__Brano__
________________

L’obiettivo finale cui aspirare, pertanto, è di ritrovare le motivazioni etiche prima che giuridiche, capaci di offrire vitalità sempre nuova alla convivenza pacifica e costruttiva tra gli uomini, in una crescente visione del dovere civile e morale dell’impegno anche politico. Il quadro spesso davvero desolato del mondo contemporaneo, però, denuncia la carenza di queste istanze, poiché talora si preferisce ubbidire a qualcuno e sottomettersi a qualcosa piuttosto che affrontare le difficoltà per conquistare la propria formazione umana totale e, quindi, anche politica. L’attuale scena politica fa assistere a “politici di professione”, che all’occorrenza si fanno affiancare anche da “tecnici” per la soluzione di particolari situazioni sociali ed economiche. Questa collaborazione è lodevole ed esemplare. Però, a considerare bene i fatti, nascono dubbi e perplessità, quando si analizzano più a fondo le motivazioni, che determinano le scelte dei tecnici e dei politici di professione. Entrambe le figure operano senza dubbio legittimamente entro la propria logica professionale e politica; ma non si sa quanto integralmente umana. Non si sa, insomma, quanto la loro azione sia ispirata a motivazioni umane generali e non dettata, invece, da contingenze particolari.

________________

__Estratto dati__
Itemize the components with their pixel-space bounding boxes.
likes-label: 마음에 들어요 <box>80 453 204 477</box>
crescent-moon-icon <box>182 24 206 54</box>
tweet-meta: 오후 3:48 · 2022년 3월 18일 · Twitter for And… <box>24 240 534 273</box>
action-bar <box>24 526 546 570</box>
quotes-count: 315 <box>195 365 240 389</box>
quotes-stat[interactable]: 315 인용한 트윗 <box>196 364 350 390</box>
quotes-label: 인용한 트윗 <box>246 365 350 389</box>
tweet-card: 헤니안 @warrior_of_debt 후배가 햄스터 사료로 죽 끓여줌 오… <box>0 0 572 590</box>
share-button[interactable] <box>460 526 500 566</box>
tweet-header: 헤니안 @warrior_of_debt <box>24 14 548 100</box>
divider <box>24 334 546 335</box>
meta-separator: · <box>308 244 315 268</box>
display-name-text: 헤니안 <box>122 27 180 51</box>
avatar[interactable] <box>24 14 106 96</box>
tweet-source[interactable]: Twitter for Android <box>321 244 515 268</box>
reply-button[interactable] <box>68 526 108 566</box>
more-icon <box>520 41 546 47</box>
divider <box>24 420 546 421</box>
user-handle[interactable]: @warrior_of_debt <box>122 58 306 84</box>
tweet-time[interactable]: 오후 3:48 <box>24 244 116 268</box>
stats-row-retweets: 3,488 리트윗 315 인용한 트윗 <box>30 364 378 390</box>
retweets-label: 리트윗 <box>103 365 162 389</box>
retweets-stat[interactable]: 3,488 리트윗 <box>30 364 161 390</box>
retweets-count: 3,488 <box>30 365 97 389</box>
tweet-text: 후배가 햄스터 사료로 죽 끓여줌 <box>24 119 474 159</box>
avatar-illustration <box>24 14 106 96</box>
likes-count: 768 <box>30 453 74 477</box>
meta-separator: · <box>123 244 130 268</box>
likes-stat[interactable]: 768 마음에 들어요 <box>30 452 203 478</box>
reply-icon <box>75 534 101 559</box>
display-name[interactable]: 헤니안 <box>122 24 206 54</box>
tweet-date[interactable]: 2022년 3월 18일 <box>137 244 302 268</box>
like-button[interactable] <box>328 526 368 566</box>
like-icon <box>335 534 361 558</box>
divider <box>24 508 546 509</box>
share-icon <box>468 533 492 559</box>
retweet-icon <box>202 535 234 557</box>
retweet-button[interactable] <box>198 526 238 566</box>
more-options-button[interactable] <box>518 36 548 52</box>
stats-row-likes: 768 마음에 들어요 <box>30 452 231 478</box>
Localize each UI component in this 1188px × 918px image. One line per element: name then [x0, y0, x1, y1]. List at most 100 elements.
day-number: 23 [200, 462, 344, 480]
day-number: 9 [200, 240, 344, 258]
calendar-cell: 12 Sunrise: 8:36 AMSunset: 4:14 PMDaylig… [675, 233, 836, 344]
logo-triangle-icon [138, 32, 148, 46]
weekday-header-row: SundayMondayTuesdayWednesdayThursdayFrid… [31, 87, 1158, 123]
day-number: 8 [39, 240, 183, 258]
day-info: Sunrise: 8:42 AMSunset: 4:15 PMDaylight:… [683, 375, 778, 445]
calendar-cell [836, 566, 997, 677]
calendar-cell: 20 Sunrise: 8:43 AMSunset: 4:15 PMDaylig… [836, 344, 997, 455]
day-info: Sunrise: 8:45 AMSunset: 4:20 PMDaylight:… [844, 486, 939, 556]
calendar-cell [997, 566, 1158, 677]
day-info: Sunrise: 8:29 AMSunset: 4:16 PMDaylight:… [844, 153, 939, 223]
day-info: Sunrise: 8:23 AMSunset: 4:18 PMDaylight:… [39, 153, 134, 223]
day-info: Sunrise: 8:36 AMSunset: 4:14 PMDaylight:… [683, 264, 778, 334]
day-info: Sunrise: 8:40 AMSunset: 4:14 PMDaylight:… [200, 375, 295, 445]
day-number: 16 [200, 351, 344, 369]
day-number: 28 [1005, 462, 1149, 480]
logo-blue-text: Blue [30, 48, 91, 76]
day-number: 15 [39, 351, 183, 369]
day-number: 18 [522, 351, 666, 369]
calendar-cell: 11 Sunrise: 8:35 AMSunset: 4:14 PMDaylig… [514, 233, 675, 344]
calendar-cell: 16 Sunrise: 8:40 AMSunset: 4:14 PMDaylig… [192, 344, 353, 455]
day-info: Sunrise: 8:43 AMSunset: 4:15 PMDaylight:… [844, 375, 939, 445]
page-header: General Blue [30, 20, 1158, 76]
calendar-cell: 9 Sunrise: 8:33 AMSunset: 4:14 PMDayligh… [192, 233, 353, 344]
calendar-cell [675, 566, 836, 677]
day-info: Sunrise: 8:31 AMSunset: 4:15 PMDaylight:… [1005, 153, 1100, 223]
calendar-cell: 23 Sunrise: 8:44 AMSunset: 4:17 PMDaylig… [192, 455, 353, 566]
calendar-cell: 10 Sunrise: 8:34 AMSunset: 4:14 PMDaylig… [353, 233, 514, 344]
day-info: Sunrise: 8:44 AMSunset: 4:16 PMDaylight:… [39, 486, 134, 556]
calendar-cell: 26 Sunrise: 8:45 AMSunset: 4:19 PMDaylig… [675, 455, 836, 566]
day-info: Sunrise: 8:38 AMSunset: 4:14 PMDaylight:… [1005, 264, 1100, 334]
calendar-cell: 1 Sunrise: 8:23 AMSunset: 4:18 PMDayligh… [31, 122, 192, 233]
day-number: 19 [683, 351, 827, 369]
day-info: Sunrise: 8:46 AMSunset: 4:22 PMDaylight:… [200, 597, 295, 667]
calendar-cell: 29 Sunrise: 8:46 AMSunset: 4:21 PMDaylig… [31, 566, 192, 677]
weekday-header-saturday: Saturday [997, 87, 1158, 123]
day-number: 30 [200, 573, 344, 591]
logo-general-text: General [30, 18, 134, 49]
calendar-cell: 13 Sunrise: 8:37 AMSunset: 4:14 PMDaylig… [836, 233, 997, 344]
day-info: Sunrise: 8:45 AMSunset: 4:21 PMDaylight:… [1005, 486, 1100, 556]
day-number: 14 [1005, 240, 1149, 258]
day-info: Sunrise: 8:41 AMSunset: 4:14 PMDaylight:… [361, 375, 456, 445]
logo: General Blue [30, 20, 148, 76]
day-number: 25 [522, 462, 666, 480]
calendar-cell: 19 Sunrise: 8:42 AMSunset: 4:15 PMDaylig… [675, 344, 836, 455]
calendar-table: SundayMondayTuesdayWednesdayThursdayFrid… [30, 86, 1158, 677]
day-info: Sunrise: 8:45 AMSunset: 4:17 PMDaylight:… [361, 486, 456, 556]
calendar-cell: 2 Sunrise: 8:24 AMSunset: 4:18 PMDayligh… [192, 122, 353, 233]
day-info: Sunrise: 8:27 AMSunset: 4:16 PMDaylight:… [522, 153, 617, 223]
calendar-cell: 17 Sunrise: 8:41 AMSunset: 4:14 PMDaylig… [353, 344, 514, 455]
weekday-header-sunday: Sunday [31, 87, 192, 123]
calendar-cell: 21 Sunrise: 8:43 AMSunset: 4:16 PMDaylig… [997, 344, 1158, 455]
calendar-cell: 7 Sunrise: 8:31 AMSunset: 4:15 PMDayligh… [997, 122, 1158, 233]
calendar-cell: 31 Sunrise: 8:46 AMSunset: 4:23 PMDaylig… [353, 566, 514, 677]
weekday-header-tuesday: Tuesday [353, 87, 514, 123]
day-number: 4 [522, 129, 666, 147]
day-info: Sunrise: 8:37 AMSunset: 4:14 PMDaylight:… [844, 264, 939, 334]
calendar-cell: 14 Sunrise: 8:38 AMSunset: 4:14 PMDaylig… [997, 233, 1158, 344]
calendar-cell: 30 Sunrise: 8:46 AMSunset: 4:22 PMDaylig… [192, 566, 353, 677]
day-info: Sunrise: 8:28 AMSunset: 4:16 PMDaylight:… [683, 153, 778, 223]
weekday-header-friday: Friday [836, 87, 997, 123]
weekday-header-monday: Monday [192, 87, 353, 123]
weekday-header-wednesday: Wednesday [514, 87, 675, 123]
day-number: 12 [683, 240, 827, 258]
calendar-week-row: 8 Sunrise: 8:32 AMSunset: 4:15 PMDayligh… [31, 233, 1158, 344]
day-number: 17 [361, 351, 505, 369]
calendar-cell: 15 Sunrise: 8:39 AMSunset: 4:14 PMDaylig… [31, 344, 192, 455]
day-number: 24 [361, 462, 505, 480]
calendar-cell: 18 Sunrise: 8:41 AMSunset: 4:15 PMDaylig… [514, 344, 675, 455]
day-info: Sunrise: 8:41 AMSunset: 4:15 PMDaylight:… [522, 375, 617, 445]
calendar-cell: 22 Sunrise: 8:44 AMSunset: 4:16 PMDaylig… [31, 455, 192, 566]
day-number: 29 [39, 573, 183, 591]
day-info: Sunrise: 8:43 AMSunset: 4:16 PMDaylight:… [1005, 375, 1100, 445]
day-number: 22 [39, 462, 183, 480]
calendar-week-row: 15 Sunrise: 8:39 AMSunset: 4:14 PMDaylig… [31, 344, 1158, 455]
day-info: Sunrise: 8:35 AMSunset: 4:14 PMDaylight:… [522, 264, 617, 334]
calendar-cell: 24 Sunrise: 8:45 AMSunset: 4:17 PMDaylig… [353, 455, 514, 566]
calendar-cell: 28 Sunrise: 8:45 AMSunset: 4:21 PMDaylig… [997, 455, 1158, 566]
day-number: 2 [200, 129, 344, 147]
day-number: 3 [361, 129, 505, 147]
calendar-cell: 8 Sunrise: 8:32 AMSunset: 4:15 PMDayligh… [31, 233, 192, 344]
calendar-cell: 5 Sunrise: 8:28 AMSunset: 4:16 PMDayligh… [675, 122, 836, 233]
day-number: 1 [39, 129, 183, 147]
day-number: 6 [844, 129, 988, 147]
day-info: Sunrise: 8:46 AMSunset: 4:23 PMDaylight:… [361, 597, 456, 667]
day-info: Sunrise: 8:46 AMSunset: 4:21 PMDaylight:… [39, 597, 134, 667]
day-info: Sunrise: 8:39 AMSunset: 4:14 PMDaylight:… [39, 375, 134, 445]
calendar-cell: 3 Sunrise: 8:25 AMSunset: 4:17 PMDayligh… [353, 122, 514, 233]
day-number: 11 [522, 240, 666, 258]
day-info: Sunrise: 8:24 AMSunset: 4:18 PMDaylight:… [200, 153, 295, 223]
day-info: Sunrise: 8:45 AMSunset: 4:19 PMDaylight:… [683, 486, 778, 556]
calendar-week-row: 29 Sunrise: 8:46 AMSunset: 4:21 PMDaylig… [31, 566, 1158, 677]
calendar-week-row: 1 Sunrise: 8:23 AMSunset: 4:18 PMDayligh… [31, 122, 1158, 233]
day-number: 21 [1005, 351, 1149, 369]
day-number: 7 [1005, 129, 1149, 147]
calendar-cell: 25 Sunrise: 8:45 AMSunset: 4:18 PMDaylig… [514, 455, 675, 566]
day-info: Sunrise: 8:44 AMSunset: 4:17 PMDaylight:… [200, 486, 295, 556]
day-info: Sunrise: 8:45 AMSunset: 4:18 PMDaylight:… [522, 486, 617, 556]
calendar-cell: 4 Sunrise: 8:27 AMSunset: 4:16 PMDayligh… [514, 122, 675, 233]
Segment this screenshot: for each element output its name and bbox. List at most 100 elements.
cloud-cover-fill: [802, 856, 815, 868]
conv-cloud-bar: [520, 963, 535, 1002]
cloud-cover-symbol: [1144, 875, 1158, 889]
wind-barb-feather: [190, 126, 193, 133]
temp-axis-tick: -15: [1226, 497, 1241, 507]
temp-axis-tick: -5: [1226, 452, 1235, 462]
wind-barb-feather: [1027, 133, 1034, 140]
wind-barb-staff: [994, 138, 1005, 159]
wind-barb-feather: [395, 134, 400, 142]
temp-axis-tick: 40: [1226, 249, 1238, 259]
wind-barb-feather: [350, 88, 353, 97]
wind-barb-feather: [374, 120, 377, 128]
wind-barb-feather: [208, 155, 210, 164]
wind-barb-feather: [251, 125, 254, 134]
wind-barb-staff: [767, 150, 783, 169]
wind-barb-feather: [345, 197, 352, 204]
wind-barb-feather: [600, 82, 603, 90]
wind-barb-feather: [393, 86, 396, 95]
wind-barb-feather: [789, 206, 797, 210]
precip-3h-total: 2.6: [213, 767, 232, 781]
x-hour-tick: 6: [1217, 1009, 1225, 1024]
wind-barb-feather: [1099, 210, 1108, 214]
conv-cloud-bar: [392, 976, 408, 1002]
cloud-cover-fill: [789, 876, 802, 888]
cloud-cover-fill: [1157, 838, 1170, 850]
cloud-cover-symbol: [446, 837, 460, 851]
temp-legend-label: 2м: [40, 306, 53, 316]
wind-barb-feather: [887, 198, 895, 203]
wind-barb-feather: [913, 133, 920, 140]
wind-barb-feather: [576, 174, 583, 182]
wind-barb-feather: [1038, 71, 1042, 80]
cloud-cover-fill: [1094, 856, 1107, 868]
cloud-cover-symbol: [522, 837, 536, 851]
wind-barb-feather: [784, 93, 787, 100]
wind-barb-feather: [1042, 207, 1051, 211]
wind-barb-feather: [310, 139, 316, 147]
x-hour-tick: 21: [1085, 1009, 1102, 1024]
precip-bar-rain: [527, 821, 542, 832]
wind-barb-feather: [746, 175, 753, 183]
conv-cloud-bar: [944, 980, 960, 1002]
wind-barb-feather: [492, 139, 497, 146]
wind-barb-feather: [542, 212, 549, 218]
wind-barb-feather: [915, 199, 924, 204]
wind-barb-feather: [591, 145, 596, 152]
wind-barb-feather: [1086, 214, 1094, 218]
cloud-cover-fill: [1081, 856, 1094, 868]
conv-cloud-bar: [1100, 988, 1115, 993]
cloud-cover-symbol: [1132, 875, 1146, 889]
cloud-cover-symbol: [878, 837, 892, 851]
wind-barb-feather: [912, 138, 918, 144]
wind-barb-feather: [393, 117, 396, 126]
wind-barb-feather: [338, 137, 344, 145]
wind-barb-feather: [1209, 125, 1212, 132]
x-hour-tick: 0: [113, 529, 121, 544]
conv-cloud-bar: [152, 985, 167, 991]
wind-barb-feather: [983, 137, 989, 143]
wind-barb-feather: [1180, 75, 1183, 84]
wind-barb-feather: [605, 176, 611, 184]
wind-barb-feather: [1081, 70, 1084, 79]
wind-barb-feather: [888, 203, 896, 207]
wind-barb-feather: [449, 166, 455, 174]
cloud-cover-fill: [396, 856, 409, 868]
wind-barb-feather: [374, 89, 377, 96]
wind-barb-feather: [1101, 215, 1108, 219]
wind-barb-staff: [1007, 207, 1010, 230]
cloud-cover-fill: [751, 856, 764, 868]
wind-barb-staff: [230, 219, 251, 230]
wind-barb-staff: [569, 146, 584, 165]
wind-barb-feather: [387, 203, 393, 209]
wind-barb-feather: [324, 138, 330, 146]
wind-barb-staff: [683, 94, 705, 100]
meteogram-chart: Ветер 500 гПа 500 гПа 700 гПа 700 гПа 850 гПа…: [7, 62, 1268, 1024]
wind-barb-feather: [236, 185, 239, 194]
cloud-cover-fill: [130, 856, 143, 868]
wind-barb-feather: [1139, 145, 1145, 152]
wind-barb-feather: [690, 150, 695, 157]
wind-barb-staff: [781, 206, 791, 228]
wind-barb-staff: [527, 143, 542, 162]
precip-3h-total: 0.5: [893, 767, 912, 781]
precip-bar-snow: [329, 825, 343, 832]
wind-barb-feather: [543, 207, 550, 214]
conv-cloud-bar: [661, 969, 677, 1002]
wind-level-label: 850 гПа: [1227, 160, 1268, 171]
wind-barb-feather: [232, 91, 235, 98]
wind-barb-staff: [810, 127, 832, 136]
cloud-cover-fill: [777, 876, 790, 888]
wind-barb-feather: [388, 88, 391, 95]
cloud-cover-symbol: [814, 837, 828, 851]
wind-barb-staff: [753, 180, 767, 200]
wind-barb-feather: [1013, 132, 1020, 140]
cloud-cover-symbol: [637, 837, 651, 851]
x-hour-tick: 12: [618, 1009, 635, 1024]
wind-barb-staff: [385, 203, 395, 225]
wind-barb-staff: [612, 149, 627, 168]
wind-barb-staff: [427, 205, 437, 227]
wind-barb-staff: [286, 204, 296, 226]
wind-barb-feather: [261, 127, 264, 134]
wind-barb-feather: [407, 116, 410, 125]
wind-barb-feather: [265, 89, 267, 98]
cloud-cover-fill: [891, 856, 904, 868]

________________

__Istruzioni__
Nel brano sull'impegno politico, perché il quadro del mondo contemporaneo denuncia la carenza di motivazioni etiche capaci di sostenere la convivenza tra gli uomini?

__Risposta__
Perché talora si preferisce ubbidire a qualcuno e sottomettersi a qualcosa, anziché affrontare le difficoltà necessarie per conquistare la propria formazione umana totale e, di conseguenza, anche politica.